# Requirements:
Your task is to transcribe all of the data below exactly, omitting the images.

^^^^

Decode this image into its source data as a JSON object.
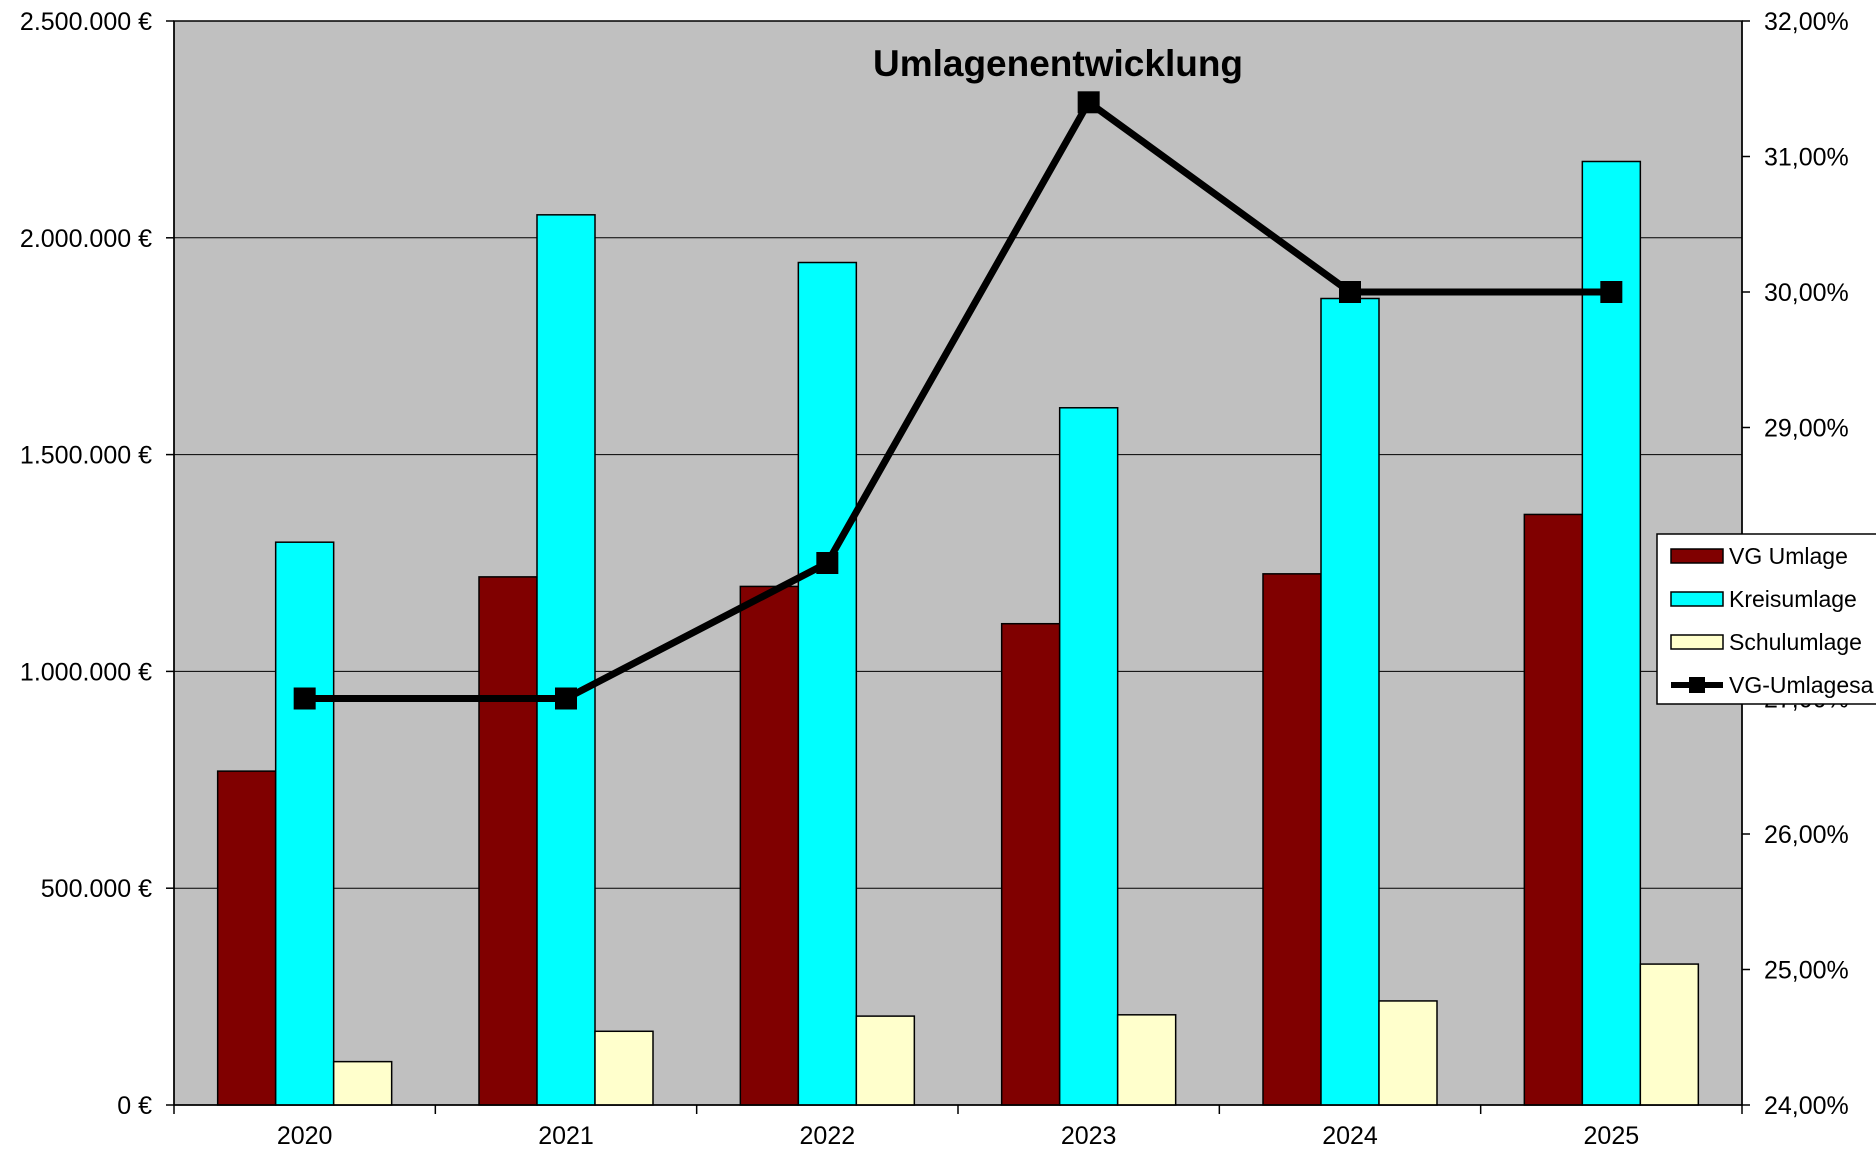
{
  "chart_data": {
    "type": "bar",
    "title": "Umlagenentwicklung",
    "categories": [
      "2020",
      "2021",
      "2022",
      "2023",
      "2024",
      "2025"
    ],
    "series": [
      {
        "name": "VG Umlage",
        "axis": "left",
        "color": "#800000",
        "values": [
          770000,
          1218000,
          1196000,
          1110000,
          1225000,
          1362000
        ]
      },
      {
        "name": "Kreisumlage",
        "axis": "left",
        "color": "#00FFFF",
        "values": [
          1298000,
          2053000,
          1943000,
          1608000,
          1860000,
          2176000
        ]
      },
      {
        "name": "Schulumlage",
        "axis": "left",
        "color": "#FFFFCC",
        "values": [
          100000,
          170000,
          205000,
          208000,
          240000,
          325000
        ]
      }
    ],
    "line_series": {
      "name": "VG-Umlagesa",
      "axis": "right",
      "type": "line",
      "color": "#000000",
      "values": [
        27.0,
        27.0,
        28.0,
        31.4,
        30.0,
        30.0
      ]
    },
    "y_left": {
      "ylim": [
        0,
        2500000
      ],
      "ticks": [
        0,
        500000,
        1000000,
        1500000,
        2000000,
        2500000
      ],
      "tick_labels": [
        "0 €",
        "500.000 €",
        "1.000.000 €",
        "1.500.000 €",
        "2.000.000 €",
        "2.500.000 €"
      ]
    },
    "y_right": {
      "ylim": [
        24,
        32
      ],
      "ticks": [
        24,
        25,
        26,
        27,
        28,
        29,
        30,
        31,
        32
      ],
      "tick_labels": [
        "24,00%",
        "25,00%",
        "26,00%",
        "27,00%",
        "28,00%",
        "29,00%",
        "30,00%",
        "31,00%",
        "32,00%"
      ]
    },
    "grid": true,
    "plot_background": "#C0C0C0",
    "legend_position": "right"
  }
}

^^^^

# Solution for this problem:
Decode this image into its source data as a JSON object.
{
  "chart_data": {
    "type": "bar",
    "title": "Umlagenentwicklung",
    "categories": [
      "2020",
      "2021",
      "2022",
      "2023",
      "2024",
      "2025"
    ],
    "series": [
      {
        "name": "VG Umlage",
        "axis": "left",
        "color": "#800000",
        "values": [
          770000,
          1218000,
          1196000,
          1110000,
          1225000,
          1362000
        ]
      },
      {
        "name": "Kreisumlage",
        "axis": "left",
        "color": "#00FFFF",
        "values": [
          1298000,
          2053000,
          1943000,
          1608000,
          1860000,
          2176000
        ]
      },
      {
        "name": "Schulumlage",
        "axis": "left",
        "color": "#FFFFCC",
        "values": [
          100000,
          170000,
          205000,
          208000,
          240000,
          325000
        ]
      }
    ],
    "line_series": {
      "name": "VG-Umlagesa",
      "axis": "right",
      "type": "line",
      "color": "#000000",
      "values": [
        27.0,
        27.0,
        28.0,
        31.4,
        30.0,
        30.0
      ]
    },
    "y_left": {
      "ylim": [
        0,
        2500000
      ],
      "ticks": [
        0,
        500000,
        1000000,
        1500000,
        2000000,
        2500000
      ],
      "tick_labels": [
        "0 €",
        "500.000 €",
        "1.000.000 €",
        "1.500.000 €",
        "2.000.000 €",
        "2.500.000 €"
      ]
    },
    "y_right": {
      "ylim": [
        24,
        32
      ],
      "ticks": [
        24,
        25,
        26,
        27,
        28,
        29,
        30,
        31,
        32
      ],
      "tick_labels": [
        "24,00%",
        "25,00%",
        "26,00%",
        "27,00%",
        "28,00%",
        "29,00%",
        "30,00%",
        "31,00%",
        "32,00%"
      ]
    },
    "grid": true,
    "plot_background": "#C0C0C0",
    "legend_position": "right"
  }
}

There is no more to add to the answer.